-- TASK DETAILS --
Take every line that has the string "Cleaning" and copy it out.

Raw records
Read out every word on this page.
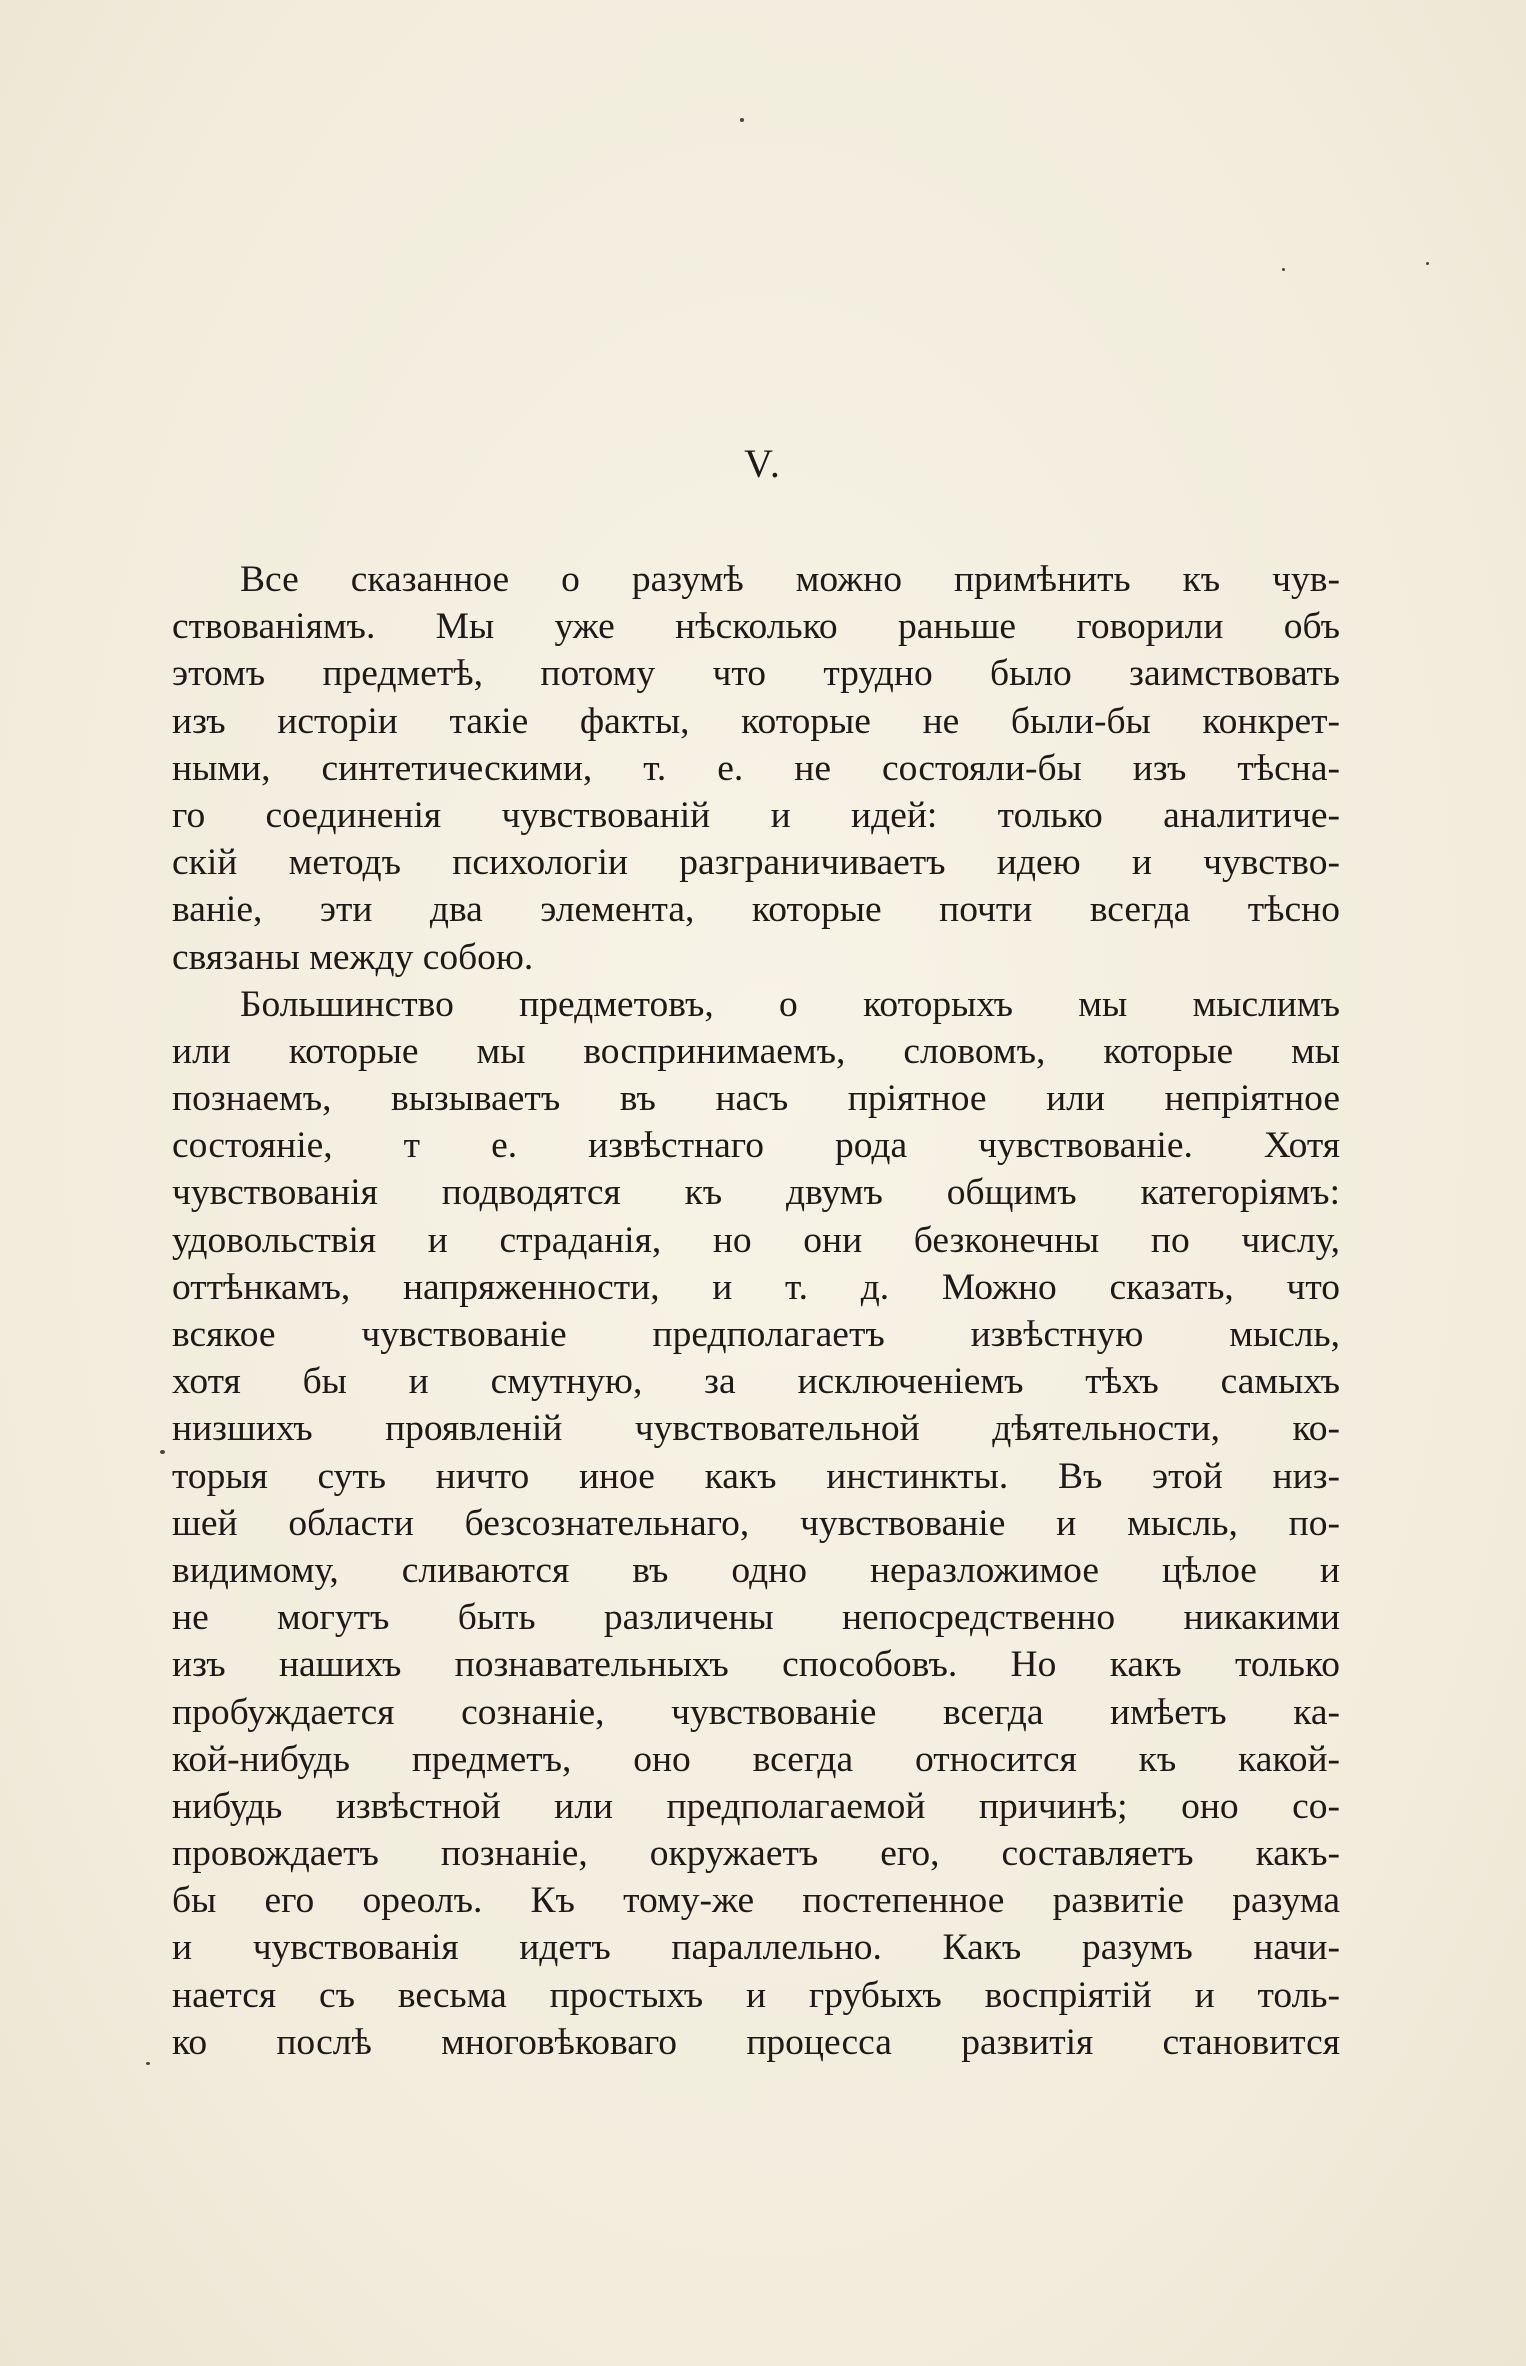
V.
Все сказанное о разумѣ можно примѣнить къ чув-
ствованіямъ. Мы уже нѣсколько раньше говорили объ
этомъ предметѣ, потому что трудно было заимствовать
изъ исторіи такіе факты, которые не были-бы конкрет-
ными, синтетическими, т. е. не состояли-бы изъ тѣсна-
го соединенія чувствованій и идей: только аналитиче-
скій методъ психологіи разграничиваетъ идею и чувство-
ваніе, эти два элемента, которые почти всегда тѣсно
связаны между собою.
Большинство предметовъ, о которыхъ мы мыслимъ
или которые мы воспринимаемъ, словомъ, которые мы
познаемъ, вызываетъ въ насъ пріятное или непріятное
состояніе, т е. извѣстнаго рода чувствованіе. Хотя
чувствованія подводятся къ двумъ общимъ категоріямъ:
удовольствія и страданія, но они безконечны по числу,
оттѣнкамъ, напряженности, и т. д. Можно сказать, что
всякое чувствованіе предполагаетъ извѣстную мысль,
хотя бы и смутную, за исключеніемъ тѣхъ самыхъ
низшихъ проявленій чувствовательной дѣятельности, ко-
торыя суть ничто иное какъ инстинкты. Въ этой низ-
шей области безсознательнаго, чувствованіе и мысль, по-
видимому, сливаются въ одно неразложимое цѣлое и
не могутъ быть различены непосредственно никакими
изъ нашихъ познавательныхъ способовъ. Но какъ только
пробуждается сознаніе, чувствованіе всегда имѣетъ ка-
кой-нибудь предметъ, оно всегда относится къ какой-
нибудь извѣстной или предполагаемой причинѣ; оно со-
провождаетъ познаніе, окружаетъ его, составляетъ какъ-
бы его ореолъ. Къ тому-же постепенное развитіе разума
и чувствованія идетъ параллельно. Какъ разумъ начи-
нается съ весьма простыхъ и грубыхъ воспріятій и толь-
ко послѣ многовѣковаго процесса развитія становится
...
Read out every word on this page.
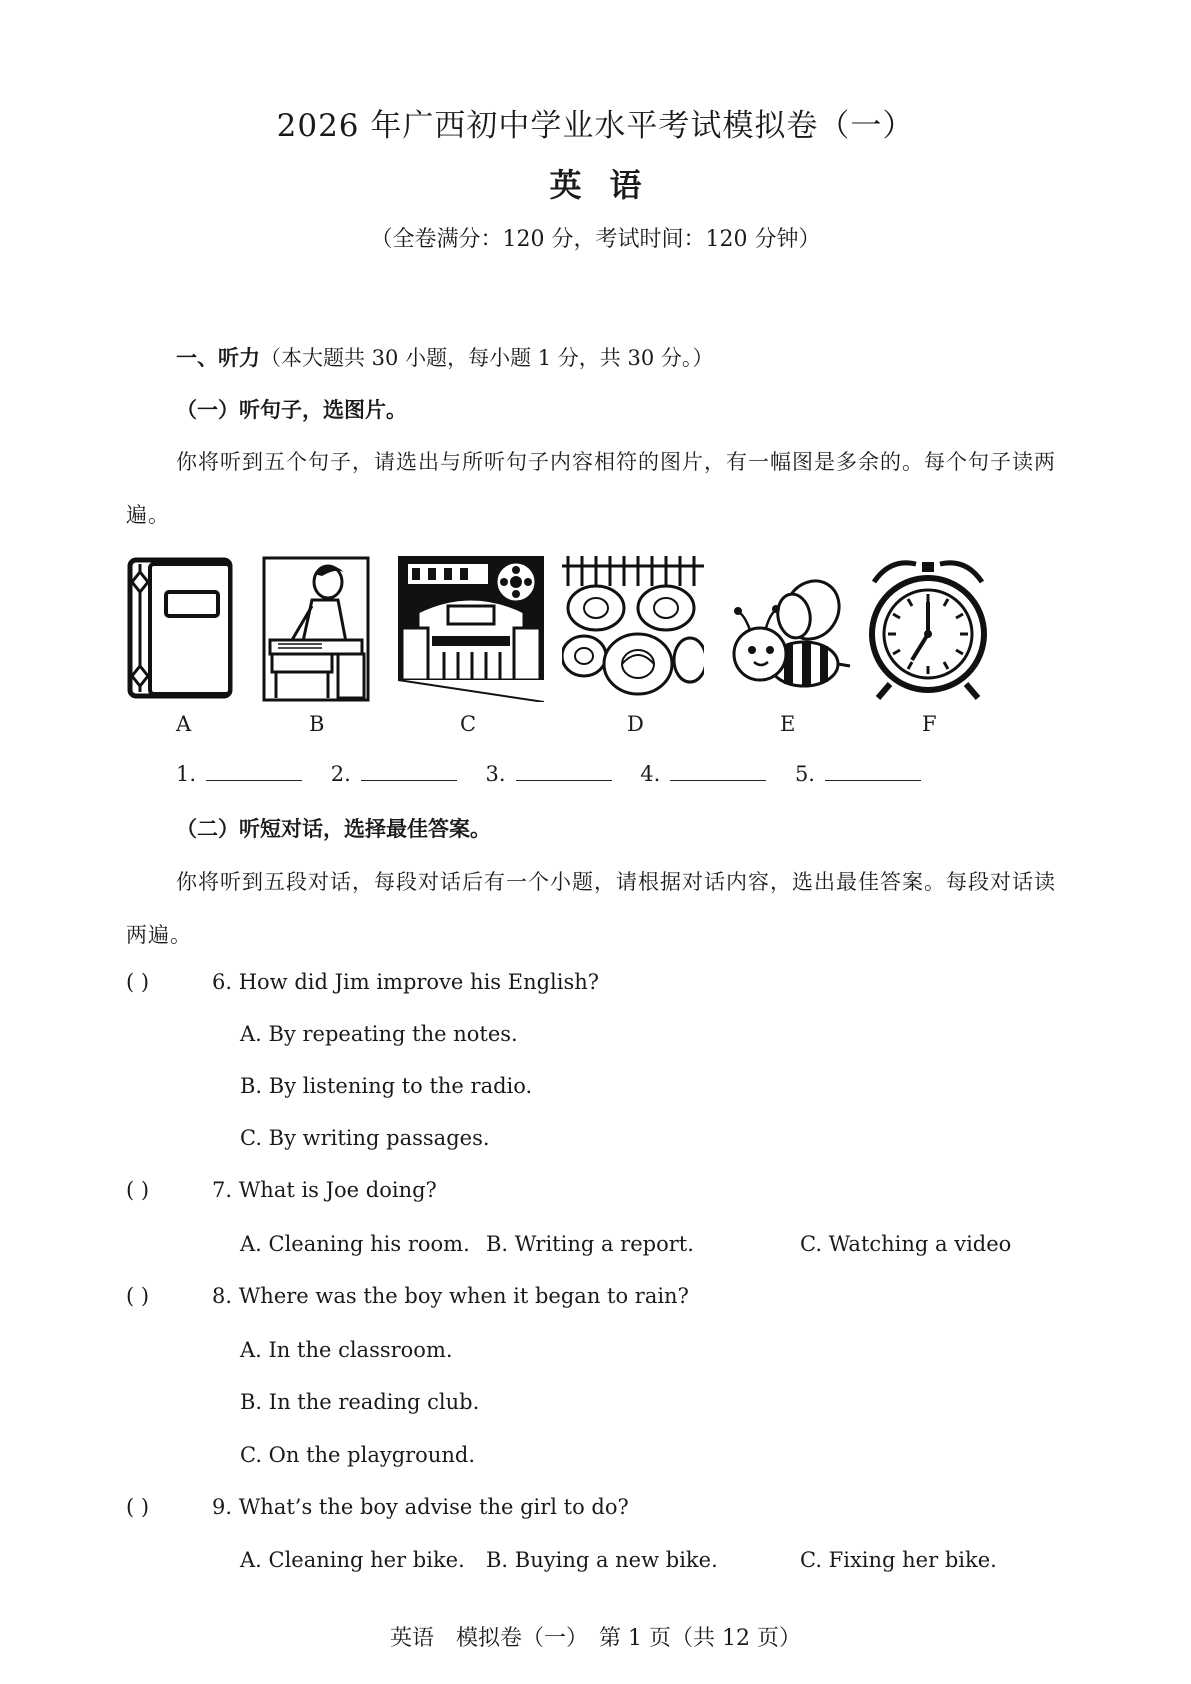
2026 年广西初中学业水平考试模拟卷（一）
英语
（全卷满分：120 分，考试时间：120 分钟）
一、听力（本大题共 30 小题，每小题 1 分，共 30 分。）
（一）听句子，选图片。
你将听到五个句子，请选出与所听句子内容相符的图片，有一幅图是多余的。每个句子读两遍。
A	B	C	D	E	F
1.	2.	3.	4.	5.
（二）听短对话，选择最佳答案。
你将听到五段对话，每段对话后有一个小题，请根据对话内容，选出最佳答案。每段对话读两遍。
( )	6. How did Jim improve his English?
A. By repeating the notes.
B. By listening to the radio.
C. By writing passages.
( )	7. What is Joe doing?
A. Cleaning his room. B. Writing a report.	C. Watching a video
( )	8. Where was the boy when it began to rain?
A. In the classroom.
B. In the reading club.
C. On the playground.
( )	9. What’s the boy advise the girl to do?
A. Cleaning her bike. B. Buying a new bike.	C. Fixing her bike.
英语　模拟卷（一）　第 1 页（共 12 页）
* * *
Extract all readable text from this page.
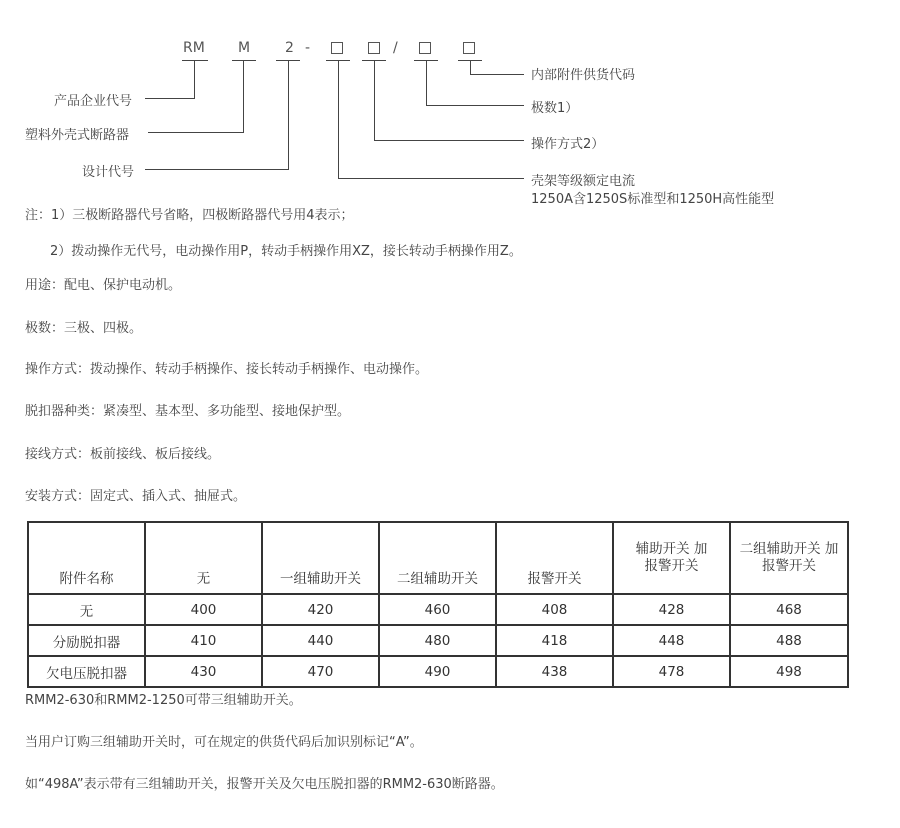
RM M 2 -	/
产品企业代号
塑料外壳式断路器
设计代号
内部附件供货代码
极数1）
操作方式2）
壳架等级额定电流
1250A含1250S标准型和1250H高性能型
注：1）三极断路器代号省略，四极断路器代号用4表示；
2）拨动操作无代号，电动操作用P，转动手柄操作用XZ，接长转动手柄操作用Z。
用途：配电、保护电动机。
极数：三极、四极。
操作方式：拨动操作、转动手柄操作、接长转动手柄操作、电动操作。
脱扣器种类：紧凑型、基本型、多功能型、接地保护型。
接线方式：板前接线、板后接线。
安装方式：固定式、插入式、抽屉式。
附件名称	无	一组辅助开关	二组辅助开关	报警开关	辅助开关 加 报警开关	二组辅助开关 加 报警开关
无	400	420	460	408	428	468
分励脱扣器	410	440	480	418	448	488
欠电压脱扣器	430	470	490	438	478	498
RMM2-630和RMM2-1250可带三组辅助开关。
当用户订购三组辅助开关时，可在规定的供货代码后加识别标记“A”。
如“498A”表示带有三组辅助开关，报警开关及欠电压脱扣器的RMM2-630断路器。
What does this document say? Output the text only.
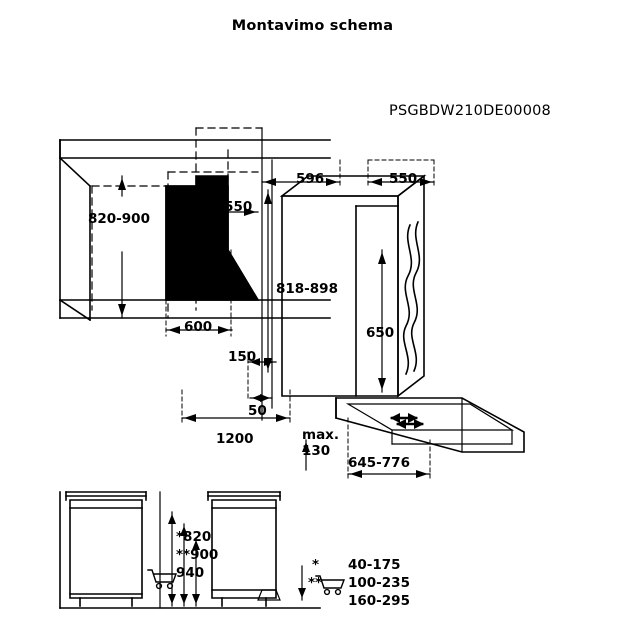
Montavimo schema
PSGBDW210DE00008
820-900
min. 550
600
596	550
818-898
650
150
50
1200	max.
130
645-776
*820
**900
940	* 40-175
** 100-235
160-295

-- EXERCISE RESPONSE --
A. Cleaning his room. B. Writing a report.	C. Watching a video
A. Cleaning her bike. B. Buying a new bike.	C. Fixing her bike.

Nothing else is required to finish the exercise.